■ **OBJECTIVE**
Reproduce the listing below character for character; drop every image.

■ **Stored data entries**
———

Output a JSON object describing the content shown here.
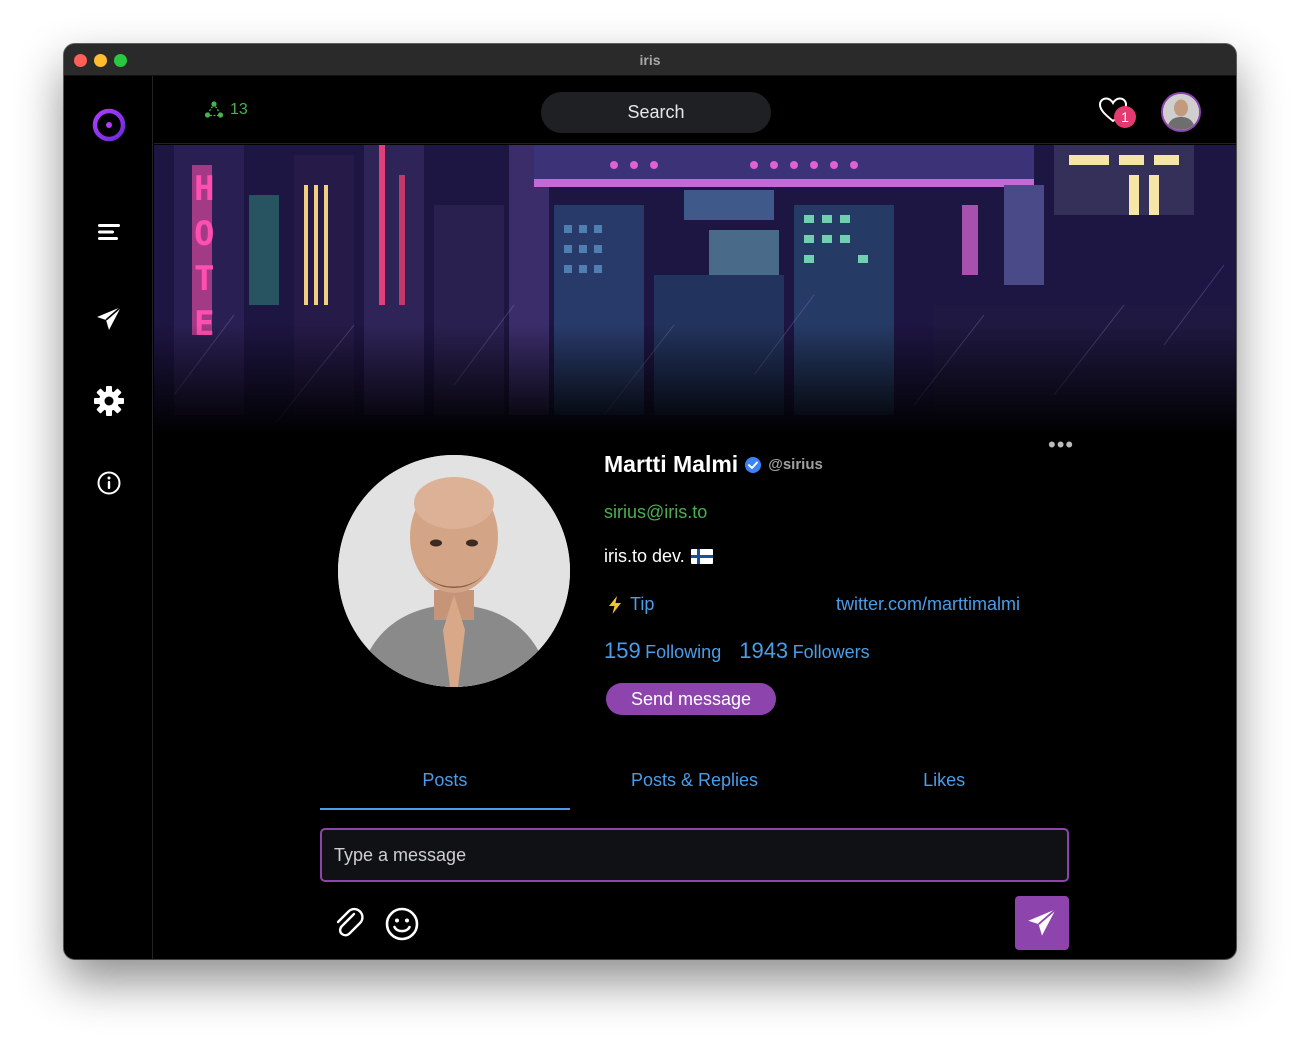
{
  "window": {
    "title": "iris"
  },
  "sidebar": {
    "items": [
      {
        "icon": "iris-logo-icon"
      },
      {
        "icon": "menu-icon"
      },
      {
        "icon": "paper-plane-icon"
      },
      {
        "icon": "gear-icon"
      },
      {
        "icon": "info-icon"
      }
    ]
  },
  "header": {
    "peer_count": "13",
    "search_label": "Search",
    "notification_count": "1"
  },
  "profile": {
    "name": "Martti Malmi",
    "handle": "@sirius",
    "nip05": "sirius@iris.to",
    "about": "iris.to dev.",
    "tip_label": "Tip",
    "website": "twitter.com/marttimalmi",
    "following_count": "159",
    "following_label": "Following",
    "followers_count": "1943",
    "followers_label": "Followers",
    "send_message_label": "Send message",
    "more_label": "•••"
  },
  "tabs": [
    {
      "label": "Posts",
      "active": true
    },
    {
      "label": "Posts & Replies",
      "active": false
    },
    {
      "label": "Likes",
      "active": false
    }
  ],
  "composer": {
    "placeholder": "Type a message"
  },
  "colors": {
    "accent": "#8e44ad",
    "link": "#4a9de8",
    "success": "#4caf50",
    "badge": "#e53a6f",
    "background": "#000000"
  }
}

———

■ **SOLUTION TO THE PROBLEM**
Output a JSON object describing the content shown here.
{
  "window": {
    "title": "iris"
  },
  "sidebar": {
    "items": [
      {
        "icon": "iris-logo-icon"
      },
      {
        "icon": "menu-icon"
      },
      {
        "icon": "paper-plane-icon"
      },
      {
        "icon": "gear-icon"
      },
      {
        "icon": "info-icon"
      }
    ]
  },
  "header": {
    "peer_count": "13",
    "search_label": "Search",
    "notification_count": "1"
  },
  "profile": {
    "name": "Martti Malmi",
    "handle": "@sirius",
    "nip05": "sirius@iris.to",
    "about": "iris.to dev.",
    "tip_label": "Tip",
    "website": "twitter.com/marttimalmi",
    "following_count": "159",
    "following_label": "Following",
    "followers_count": "1943",
    "followers_label": "Followers",
    "send_message_label": "Send message",
    "more_label": "•••"
  },
  "tabs": [
    {
      "label": "Posts",
      "active": true
    },
    {
      "label": "Posts & Replies",
      "active": false
    },
    {
      "label": "Likes",
      "active": false
    }
  ],
  "composer": {
    "placeholder": "Type a message"
  },
  "colors": {
    "accent": "#8e44ad",
    "link": "#4a9de8",
    "success": "#4caf50",
    "badge": "#e53a6f",
    "background": "#000000"
  }
}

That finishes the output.